• **LISTED ENTRIES**
## BEGIN
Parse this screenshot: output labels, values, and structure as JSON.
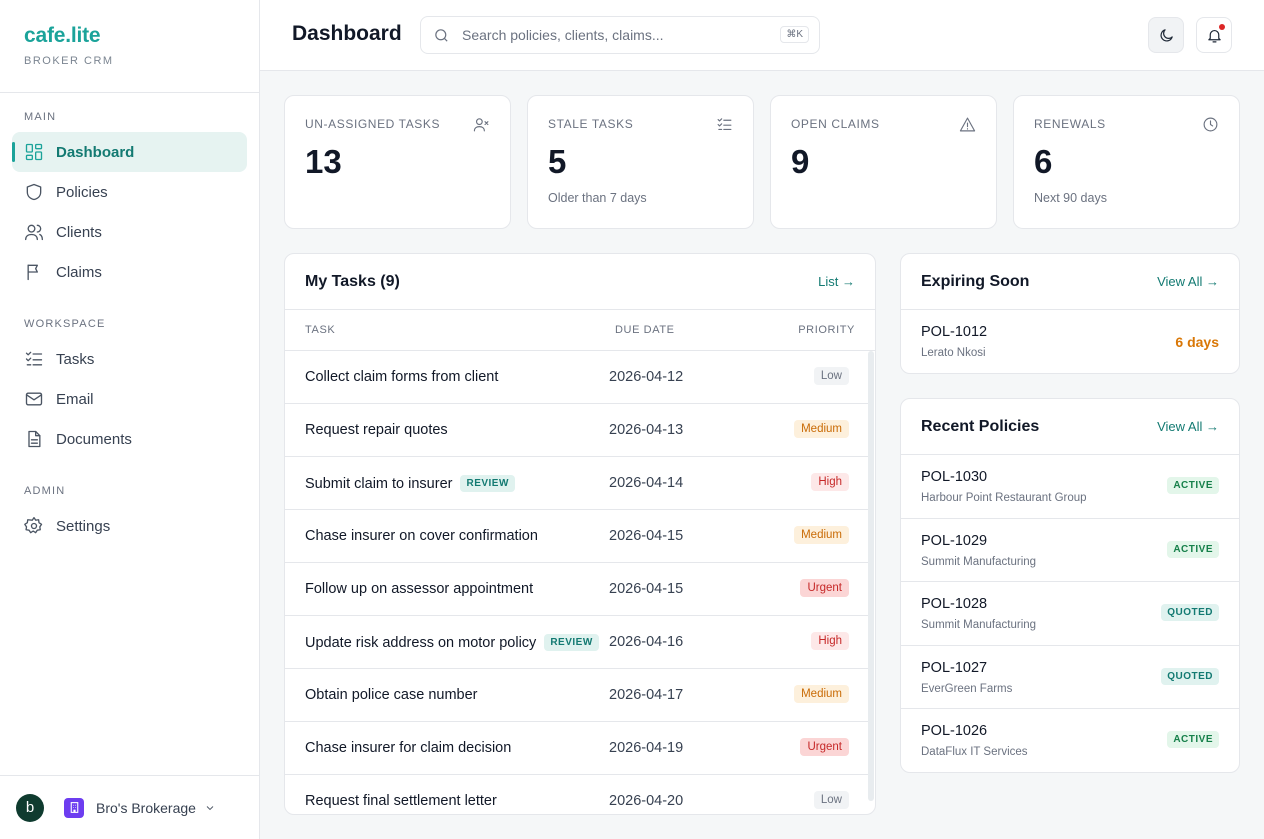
{
  "brand": {
    "name": "cafe.lite",
    "subtitle": "BROKER CRM"
  },
  "sidebar": {
    "sections": [
      {
        "label": "MAIN"
      },
      {
        "label": "WORKSPACE"
      },
      {
        "label": "ADMIN"
      }
    ],
    "items": [
      {
        "label": "Dashboard",
        "icon": "grid-icon",
        "active": true
      },
      {
        "label": "Policies",
        "icon": "shield-icon"
      },
      {
        "label": "Clients",
        "icon": "users-icon"
      },
      {
        "label": "Claims",
        "icon": "flag-icon"
      },
      {
        "label": "Tasks",
        "icon": "checklist-icon"
      },
      {
        "label": "Email",
        "icon": "mail-icon"
      },
      {
        "label": "Documents",
        "icon": "document-icon"
      },
      {
        "label": "Settings",
        "icon": "gear-icon"
      }
    ],
    "footer": {
      "avatar_initial": "b",
      "org_name": "Bro's Brokerage"
    }
  },
  "header": {
    "title": "Dashboard",
    "search_placeholder": "Search policies, clients, claims...",
    "shortcut": "⌘K"
  },
  "stats": [
    {
      "label": "UN-ASSIGNED TASKS",
      "value": "13",
      "sub": "",
      "icon": "user-x-icon"
    },
    {
      "label": "STALE TASKS",
      "value": "5",
      "sub": "Older than 7 days",
      "icon": "list-check-icon"
    },
    {
      "label": "OPEN CLAIMS",
      "value": "9",
      "sub": "",
      "icon": "alert-triangle-icon"
    },
    {
      "label": "RENEWALS",
      "value": "6",
      "sub": "Next 90 days",
      "icon": "clock-icon"
    }
  ],
  "tasks": {
    "title": "My Tasks (9)",
    "link": "List →",
    "columns": {
      "task": "TASK",
      "due": "DUE DATE",
      "priority": "PRIORITY"
    },
    "rows": [
      {
        "name": "Collect claim forms from client",
        "tag": "",
        "due": "2026-04-12",
        "priority": "Low"
      },
      {
        "name": "Request repair quotes",
        "tag": "",
        "due": "2026-04-13",
        "priority": "Medium"
      },
      {
        "name": "Submit claim to insurer",
        "tag": "REVIEW",
        "due": "2026-04-14",
        "priority": "High"
      },
      {
        "name": "Chase insurer on cover confirmation",
        "tag": "",
        "due": "2026-04-15",
        "priority": "Medium"
      },
      {
        "name": "Follow up on assessor appointment",
        "tag": "",
        "due": "2026-04-15",
        "priority": "Urgent"
      },
      {
        "name": "Update risk address on motor policy",
        "tag": "REVIEW",
        "due": "2026-04-16",
        "priority": "High"
      },
      {
        "name": "Obtain police case number",
        "tag": "",
        "due": "2026-04-17",
        "priority": "Medium"
      },
      {
        "name": "Chase insurer for claim decision",
        "tag": "",
        "due": "2026-04-19",
        "priority": "Urgent"
      },
      {
        "name": "Request final settlement letter",
        "tag": "",
        "due": "2026-04-20",
        "priority": "Low"
      }
    ]
  },
  "expiring": {
    "title": "Expiring Soon",
    "link": "View All →",
    "rows": [
      {
        "id": "POL-1012",
        "client": "Lerato Nkosi",
        "days": "6 days"
      }
    ]
  },
  "recent": {
    "title": "Recent Policies",
    "link": "View All →",
    "rows": [
      {
        "id": "POL-1030",
        "client": "Harbour Point Restaurant Group",
        "status": "ACTIVE"
      },
      {
        "id": "POL-1029",
        "client": "Summit Manufacturing",
        "status": "ACTIVE"
      },
      {
        "id": "POL-1028",
        "client": "Summit Manufacturing",
        "status": "QUOTED"
      },
      {
        "id": "POL-1027",
        "client": "EverGreen Farms",
        "status": "QUOTED"
      },
      {
        "id": "POL-1026",
        "client": "DataFlux IT Services",
        "status": "ACTIVE"
      }
    ]
  },
  "colors": {
    "accent": "#1ba39a",
    "accent_dark": "#137a72",
    "warning": "#d97706",
    "danger": "#c62828"
  }
}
## END
• **DIRECTIONS FOR THIS TASK**
Go through the records above, find every line with the word "icon", and list those lines.

• **TASK RESULT**
        "icon": "grid-icon",
        "icon": "shield-icon"
        "icon": "users-icon"
        "icon": "flag-icon"
        "icon": "checklist-icon"
        "icon": "mail-icon"
        "icon": "document-icon"
        "icon": "gear-icon"
      "icon": "user-x-icon"
      "icon": "list-check-icon"
      "icon": "alert-triangle-icon"
      "icon": "clock-icon"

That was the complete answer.